+++ SUPPLIED RECORDS +++
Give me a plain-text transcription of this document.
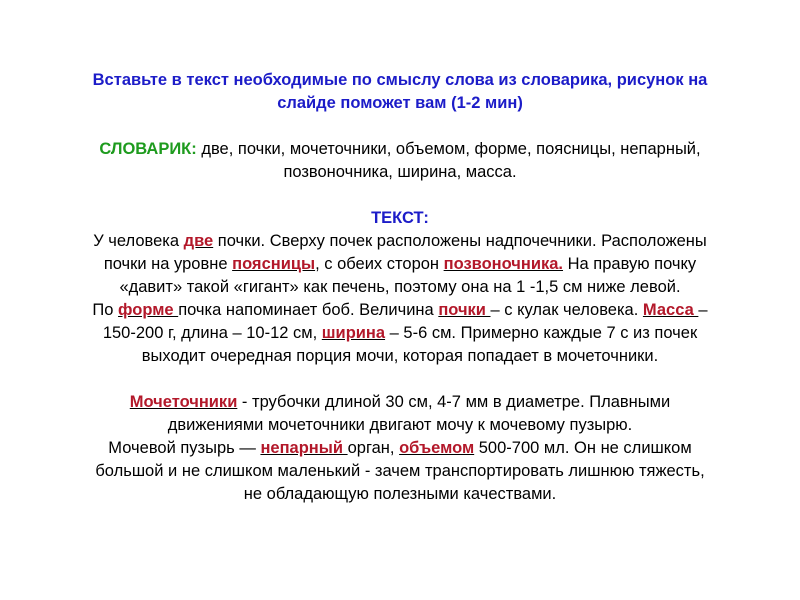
Вставьте в текст необходимые по смыслу слова из словарика, рисунок на
слайде поможет вам (1-2 мин)
СЛОВАРИК: две, почки, мочеточники, объемом, форме, поясницы, непарный,
позвоночника, ширина, масса.
ТЕКСТ:
У человека две почки. Сверху почек расположены надпочечники. Расположены
почки на уровне поясницы, с обеих сторон позвоночника. На правую почку
«давит» такой «гигант» как печень, поэтому она на 1 -1,5 см ниже левой.
По форме почка напоминает боб. Величина почки – с кулак человека. Масса –
150-200 г, длина – 10-12 см, ширина – 5-6 см. Примерно каждые 7 с из почек
выходит очередная порция мочи, которая попадает в мочеточники.
Мочеточники - трубочки длиной 30 см, 4-7 мм в диаметре. Плавными
движениями мочеточники двигают мочу к мочевому пузырю.
Мочевой пузырь — непарный орган, объемом 500-700 мл. Он не слишком
большой и не слишком маленький - зачем транспортировать лишнюю тяжесть,
не обладающую полезными качествами.
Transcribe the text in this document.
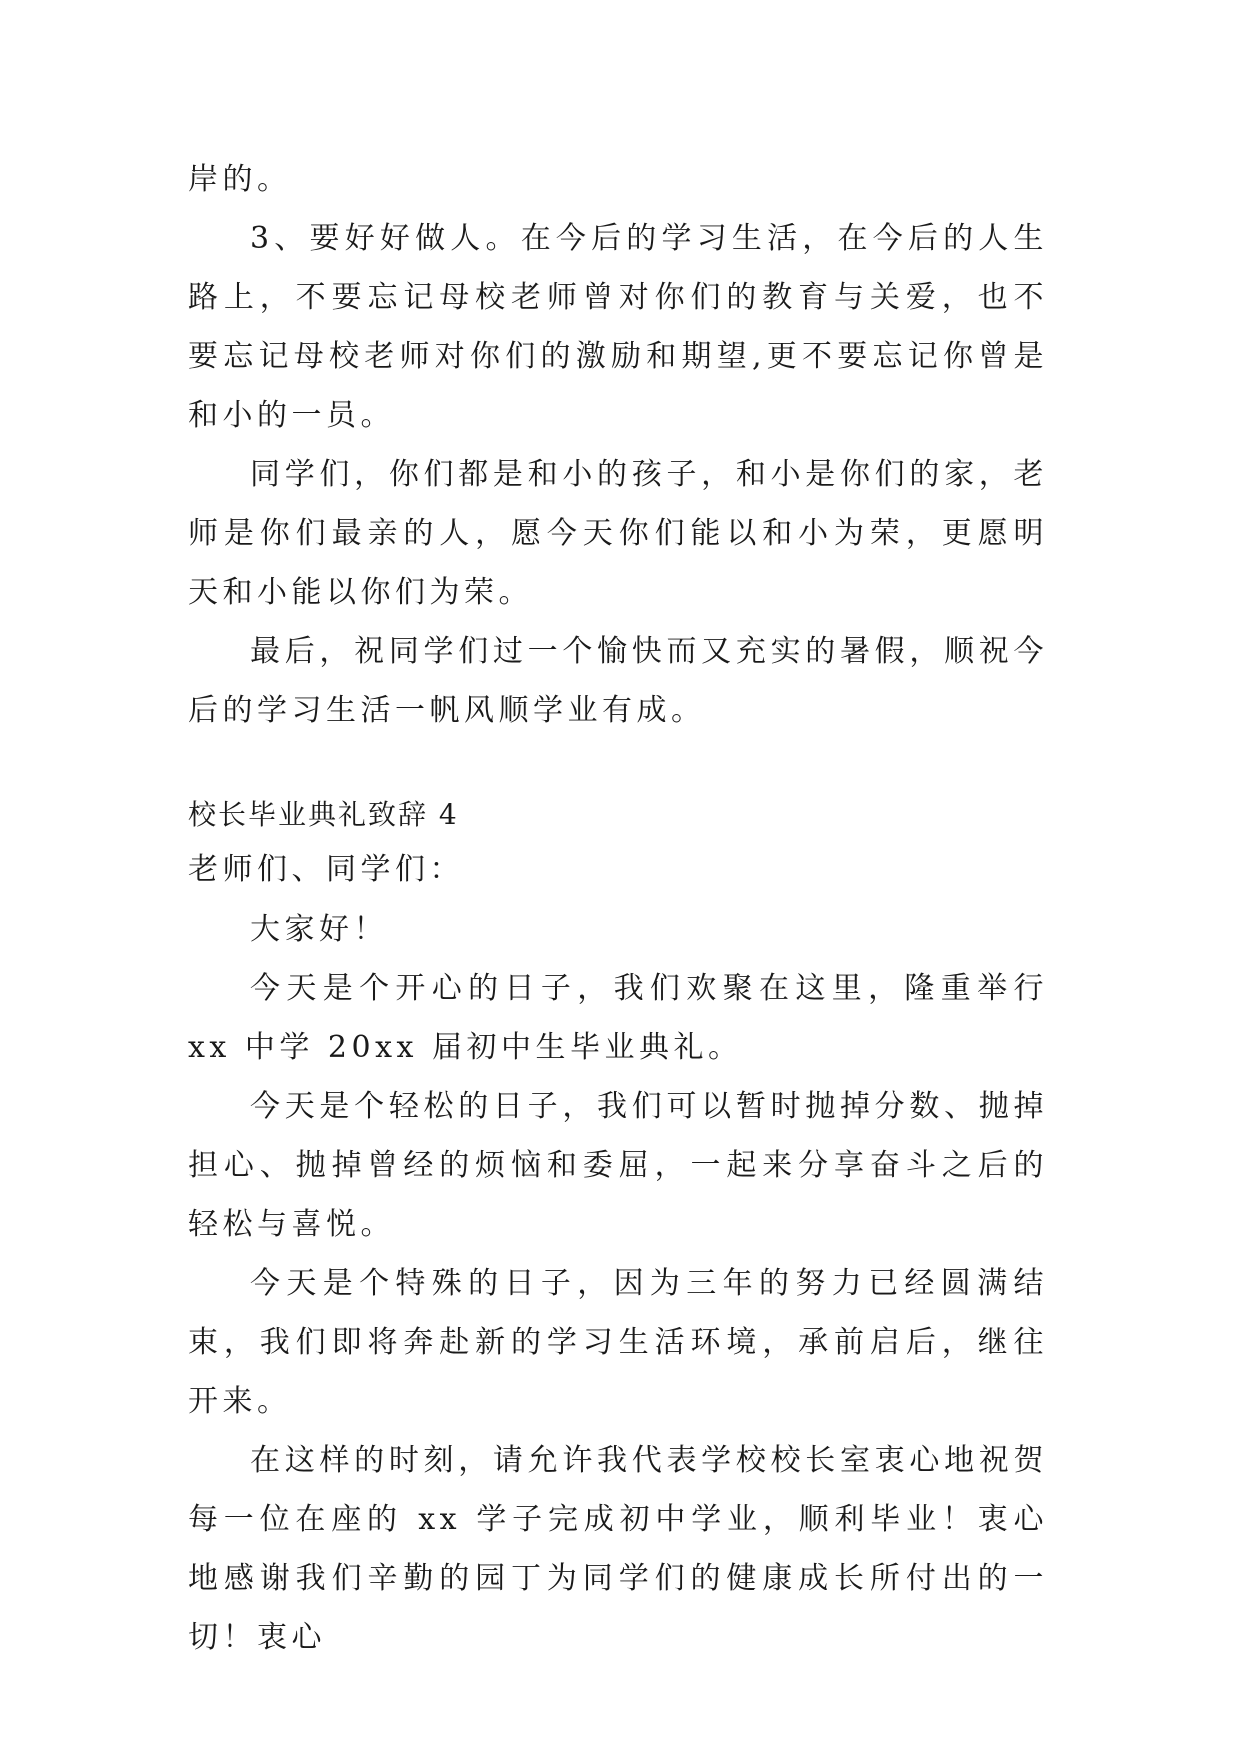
岸的。

3、要好好做人。在今后的学习生活，在今后的人生路上，不要忘记母校老师曾对你们的教育与关爱，也不要忘记母校老师对你们的激励和期望,更不要忘记你曾是和小的一员。

同学们，你们都是和小的孩子，和小是你们的家，老师是你们最亲的人，愿今天你们能以和小为荣，更愿明天和小能以你们为荣。

最后，祝同学们过一个愉快而又充实的暑假，顺祝今后的学习生活一帆风顺学业有成。

校长毕业典礼致辞 4

老师们、同学们：

大家好！

今天是个开心的日子，我们欢聚在这里，隆重举行 xx 中学 20xx 届初中生毕业典礼。

今天是个轻松的日子，我们可以暂时抛掉分数、抛掉担心、抛掉曾经的烦恼和委屈，一起来分享奋斗之后的轻松与喜悦。

今天是个特殊的日子，因为三年的努力已经圆满结束，我们即将奔赴新的学习生活环境，承前启后，继往开来。

在这样的时刻，请允许我代表学校校长室衷心地祝贺每一位在座的 xx 学子完成初中学业，顺利毕业！衷心地感谢我们辛勤的园丁为同学们的健康成长所付出的一切！衷心
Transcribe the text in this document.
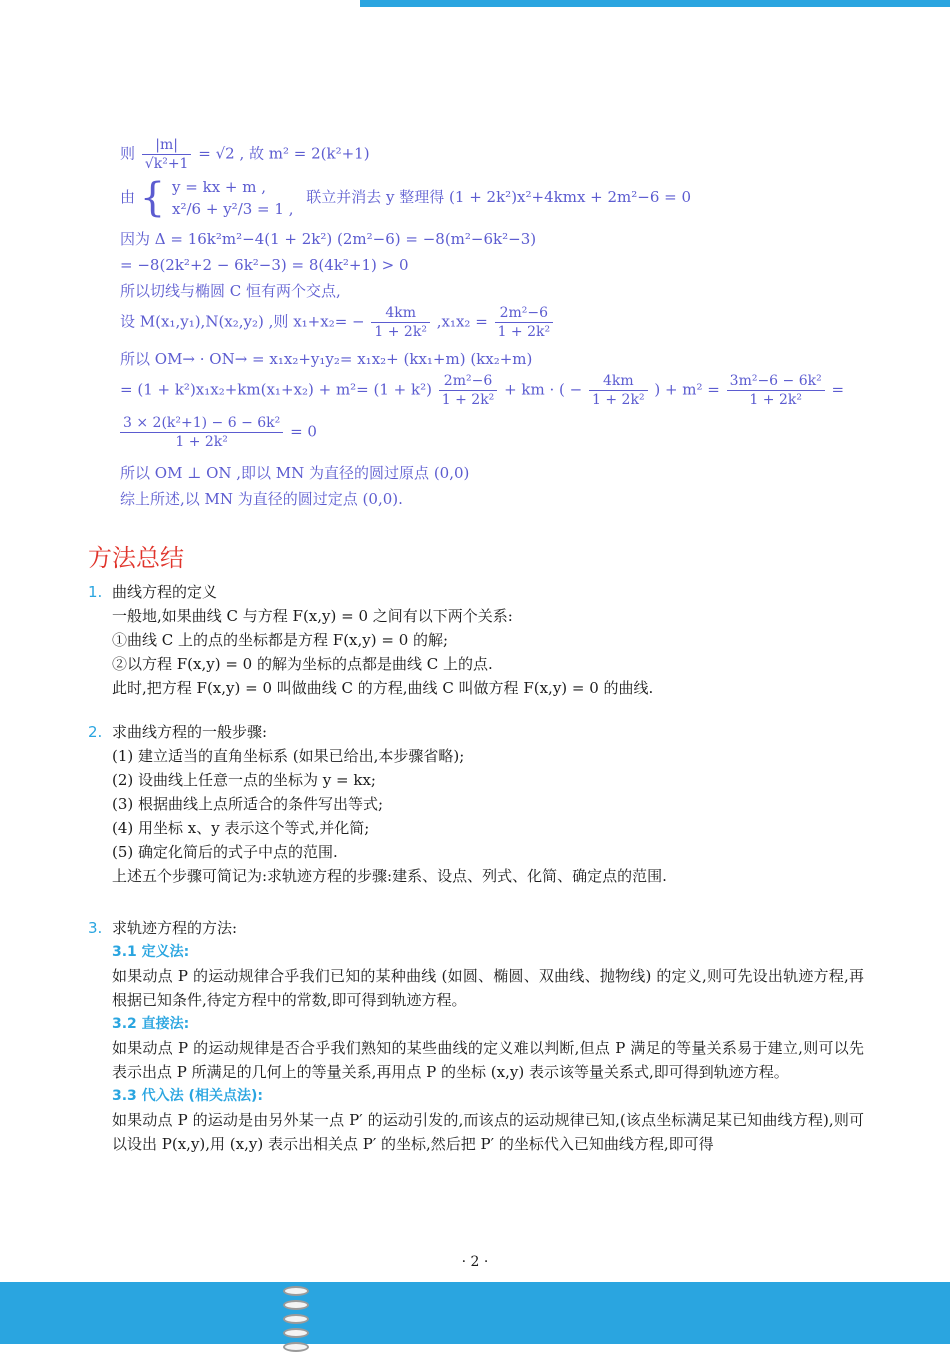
则 $\frac{|m|}{\text{√k²+1}} = √2$ , 故 m² = 2(k²+1)
由 { y = kx + m ,
x²/6 + y²/3 = 1 ,
联立并消去 y 整理得 (1 + 2k²)x²+4kmx + 2m²−6 = 0
因为 Δ = 16k²m²−4(1 + 2k²) (2m²−6) = −8(m²−6k²−3)
= −8(2k²+2 − 6k²−3) = 8(4k²+1) > 0
所以切线与椭圆 C 恒有两个交点,
设 M(x₁,y₁),N(x₂,y₂) ,则 $x_1+x_2= - \frac{4km}{\text{1 + 2k²}} ,x_1x_2 = \frac{\text{2m²−6}}{\text{1 + 2k²}}$
所以 OM→ · ON→ = x₁x₂+y₁y₂= x₁x₂+ (kx₁+m) (kx₂+m)
= $(1 + k^2)x_1x_2+km(x_1+x_2) + m^2= (1 + k^2) \frac{\text{2m²−6}}{\text{1 + 2k²}}$ + km · ( − $\frac{4km}{\text{1 + 2k²}}$ ) + $m^2 = \frac{\text{3m²−6 − 6k²}}{\text{1 + 2k²}}$ =
$\frac{\text{3 × 2(k²+1) − 6 − 6k²}}{\text{1 + 2k²}} = 0$
所以 OM ⊥ ON ,即以 MN 为直径的圆过原点 (0,0)
综上所述,以 MN 为直径的圆过定点 (0,0).
方法总结
1. 曲线方程的定义
一般地,如果曲线 C 与方程 F(x,y) = 0 之间有以下两个关系:
①曲线 C 上的点的坐标都是方程 F(x,y) = 0 的解;
②以方程 F(x,y) = 0 的解为坐标的点都是曲线 C 上的点.
此时,把方程 F(x,y) = 0 叫做曲线 C 的方程,曲线 C 叫做方程 F(x,y) = 0 的曲线.
2. 求曲线方程的一般步骤:
(1) 建立适当的直角坐标系 (如果已给出,本步骤省略);
(2) 设曲线上任意一点的坐标为 y = kx;
(3) 根据曲线上点所适合的条件写出等式;
(4) 用坐标 x、y 表示这个等式,并化简;
(5) 确定化简后的式子中点的范围.
上述五个步骤可简记为:求轨迹方程的步骤:建系、设点、列式、化简、确定点的范围.
3. 求轨迹方程的方法:
3.1 定义法:
如果动点 P 的运动规律合乎我们已知的某种曲线 (如圆、椭圆、双曲线、抛物线) 的定义,则可先设出轨迹方程,再根据已知条件,待定方程中的常数,即可得到轨迹方程。
3.2 直接法:
如果动点 P 的运动规律是否合乎我们熟知的某些曲线的定义难以判断,但点 P 满足的等量关系易于建立,则可以先表示出点 P 所满足的几何上的等量关系,再用点 P 的坐标 (x,y) 表示该等量关系式,即可得到轨迹方程。
3.3 代入法 (相关点法):
如果动点 P 的运动是由另外某一点 P′ 的运动引发的,而该点的运动规律已知,(该点坐标满足某已知曲线方程),则可以设出 P(x,y),用 (x,y) 表示出相关点 P′ 的坐标,然后把 P′ 的坐标代入已知曲线方程,即可得
· 2 ·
+++
- AIM -
Determine how many of the lines above hold the word "如果动点", and output that number by itself.

- RESULT OF THIS TASK -
3